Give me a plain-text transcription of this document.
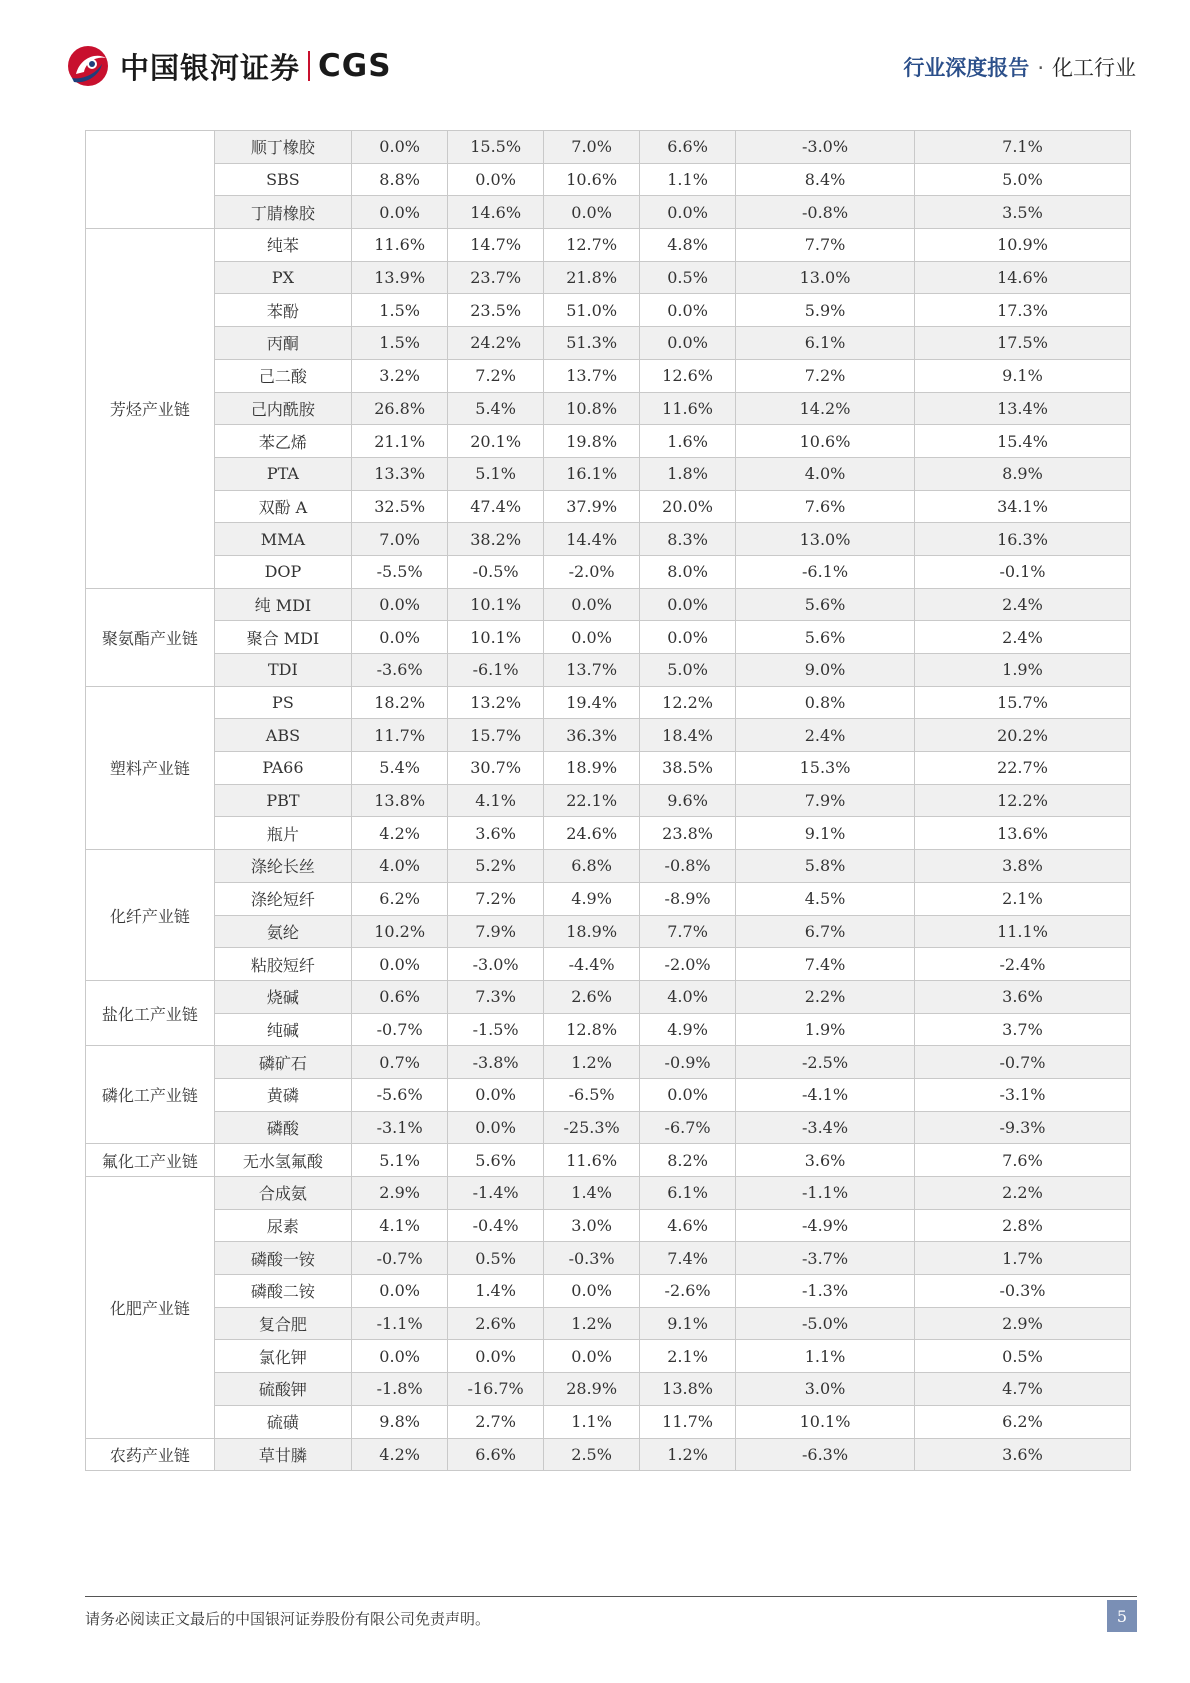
中国银河证券 CGS	行业深度报告 · 化工行业
	顺丁橡胶	0.0%	15.5%	7.0%	6.6%	-3.0%	7.1%
	SBS	8.8%	0.0%	10.6%	1.1%	8.4%	5.0%
	丁腈橡胶	0.0%	14.6%	0.0%	0.0%	-0.8%	3.5%
芳烃产业链	纯苯	11.6%	14.7%	12.7%	4.8%	7.7%	10.9%
	PX	13.9%	23.7%	21.8%	0.5%	13.0%	14.6%
	苯酚	1.5%	23.5%	51.0%	0.0%	5.9%	17.3%
	丙酮	1.5%	24.2%	51.3%	0.0%	6.1%	17.5%
	己二酸	3.2%	7.2%	13.7%	12.6%	7.2%	9.1%
	己内酰胺	26.8%	5.4%	10.8%	11.6%	14.2%	13.4%
	苯乙烯	21.1%	20.1%	19.8%	1.6%	10.6%	15.4%
	PTA	13.3%	5.1%	16.1%	1.8%	4.0%	8.9%
	双酚 A	32.5%	47.4%	37.9%	20.0%	7.6%	34.1%
	MMA	7.0%	38.2%	14.4%	8.3%	13.0%	16.3%
	DOP	-5.5%	-0.5%	-2.0%	8.0%	-6.1%	-0.1%
聚氨酯产业链	纯 MDI	0.0%	10.1%	0.0%	0.0%	5.6%	2.4%
	聚合 MDI	0.0%	10.1%	0.0%	0.0%	5.6%	2.4%
	TDI	-3.6%	-6.1%	13.7%	5.0%	9.0%	1.9%
塑料产业链	PS	18.2%	13.2%	19.4%	12.2%	0.8%	15.7%
	ABS	11.7%	15.7%	36.3%	18.4%	2.4%	20.2%
	PA66	5.4%	30.7%	18.9%	38.5%	15.3%	22.7%
	PBT	13.8%	4.1%	22.1%	9.6%	7.9%	12.2%
	瓶片	4.2%	3.6%	24.6%	23.8%	9.1%	13.6%
化纤产业链	涤纶长丝	4.0%	5.2%	6.8%	-0.8%	5.8%	3.8%
	涤纶短纤	6.2%	7.2%	4.9%	-8.9%	4.5%	2.1%
	氨纶	10.2%	7.9%	18.9%	7.7%	6.7%	11.1%
	粘胶短纤	0.0%	-3.0%	-4.4%	-2.0%	7.4%	-2.4%
盐化工产业链	烧碱	0.6%	7.3%	2.6%	4.0%	2.2%	3.6%
	纯碱	-0.7%	-1.5%	12.8%	4.9%	1.9%	3.7%
磷化工产业链	磷矿石	0.7%	-3.8%	1.2%	-0.9%	-2.5%	-0.7%
	黄磷	-5.6%	0.0%	-6.5%	0.0%	-4.1%	-3.1%
	磷酸	-3.1%	0.0%	-25.3%	-6.7%	-3.4%	-9.3%
氟化工产业链	无水氢氟酸	5.1%	5.6%	11.6%	8.2%	3.6%	7.6%
化肥产业链	合成氨	2.9%	-1.4%	1.4%	6.1%	-1.1%	2.2%
	尿素	4.1%	-0.4%	3.0%	4.6%	-4.9%	2.8%
	磷酸一铵	-0.7%	0.5%	-0.3%	7.4%	-3.7%	1.7%
	磷酸二铵	0.0%	1.4%	0.0%	-2.6%	-1.3%	-0.3%
	复合肥	-1.1%	2.6%	1.2%	9.1%	-5.0%	2.9%
	氯化钾	0.0%	0.0%	0.0%	2.1%	1.1%	0.5%
	硫酸钾	-1.8%	-16.7%	28.9%	13.8%	3.0%	4.7%
	硫磺	9.8%	2.7%	1.1%	11.7%	10.1%	6.2%
农药产业链	草甘膦	4.2%	6.6%	2.5%	1.2%	-6.3%	3.6%
请务必阅读正文最后的中国银河证券股份有限公司免责声明。	5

+++

> _What you should do_
Write out all the entries word for word, but skip any images.

> _Solution for this task_
Give me a plain-text transcription of this document.
中国银河证券 CGS	行业深度报告 · 化工行业
	顺丁橡胶	0.0%	15.5%	7.0%	6.6%	-3.0%	7.1%
	SBS	8.8%	0.0%	10.6%	1.1%	8.4%	5.0%
	丁腈橡胶	0.0%	14.6%	0.0%	0.0%	-0.8%	3.5%
芳烃产业链	纯苯	11.6%	14.7%	12.7%	4.8%	7.7%	10.9%
	PX	13.9%	23.7%	21.8%	0.5%	13.0%	14.6%
	苯酚	1.5%	23.5%	51.0%	0.0%	5.9%	17.3%
	丙酮	1.5%	24.2%	51.3%	0.0%	6.1%	17.5%
	己二酸	3.2%	7.2%	13.7%	12.6%	7.2%	9.1%
	己内酰胺	26.8%	5.4%	10.8%	11.6%	14.2%	13.4%
	苯乙烯	21.1%	20.1%	19.8%	1.6%	10.6%	15.4%
	PTA	13.3%	5.1%	16.1%	1.8%	4.0%	8.9%
	双酚 A	32.5%	47.4%	37.9%	20.0%	7.6%	34.1%
	MMA	7.0%	38.2%	14.4%	8.3%	13.0%	16.3%
	DOP	-5.5%	-0.5%	-2.0%	8.0%	-6.1%	-0.1%
聚氨酯产业链	纯 MDI	0.0%	10.1%	0.0%	0.0%	5.6%	2.4%
	聚合 MDI	0.0%	10.1%	0.0%	0.0%	5.6%	2.4%
	TDI	-3.6%	-6.1%	13.7%	5.0%	9.0%	1.9%
塑料产业链	PS	18.2%	13.2%	19.4%	12.2%	0.8%	15.7%
	ABS	11.7%	15.7%	36.3%	18.4%	2.4%	20.2%
	PA66	5.4%	30.7%	18.9%	38.5%	15.3%	22.7%
	PBT	13.8%	4.1%	22.1%	9.6%	7.9%	12.2%
	瓶片	4.2%	3.6%	24.6%	23.8%	9.1%	13.6%
化纤产业链	涤纶长丝	4.0%	5.2%	6.8%	-0.8%	5.8%	3.8%
	涤纶短纤	6.2%	7.2%	4.9%	-8.9%	4.5%	2.1%
	氨纶	10.2%	7.9%	18.9%	7.7%	6.7%	11.1%
	粘胶短纤	0.0%	-3.0%	-4.4%	-2.0%	7.4%	-2.4%
盐化工产业链	烧碱	0.6%	7.3%	2.6%	4.0%	2.2%	3.6%
	纯碱	-0.7%	-1.5%	12.8%	4.9%	1.9%	3.7%
磷化工产业链	磷矿石	0.7%	-3.8%	1.2%	-0.9%	-2.5%	-0.7%
	黄磷	-5.6%	0.0%	-6.5%	0.0%	-4.1%	-3.1%
	磷酸	-3.1%	0.0%	-25.3%	-6.7%	-3.4%	-9.3%
氟化工产业链	无水氢氟酸	5.1%	5.6%	11.6%	8.2%	3.6%	7.6%
化肥产业链	合成氨	2.9%	-1.4%	1.4%	6.1%	-1.1%	2.2%
	尿素	4.1%	-0.4%	3.0%	4.6%	-4.9%	2.8%
	磷酸一铵	-0.7%	0.5%	-0.3%	7.4%	-3.7%	1.7%
	磷酸二铵	0.0%	1.4%	0.0%	-2.6%	-1.3%	-0.3%
	复合肥	-1.1%	2.6%	1.2%	9.1%	-5.0%	2.9%
	氯化钾	0.0%	0.0%	0.0%	2.1%	1.1%	0.5%
	硫酸钾	-1.8%	-16.7%	28.9%	13.8%	3.0%	4.7%
	硫磺	9.8%	2.7%	1.1%	11.7%	10.1%	6.2%
农药产业链	草甘膦	4.2%	6.6%	2.5%	1.2%	-6.3%	3.6%
请务必阅读正文最后的中国银河证券股份有限公司免责声明。	5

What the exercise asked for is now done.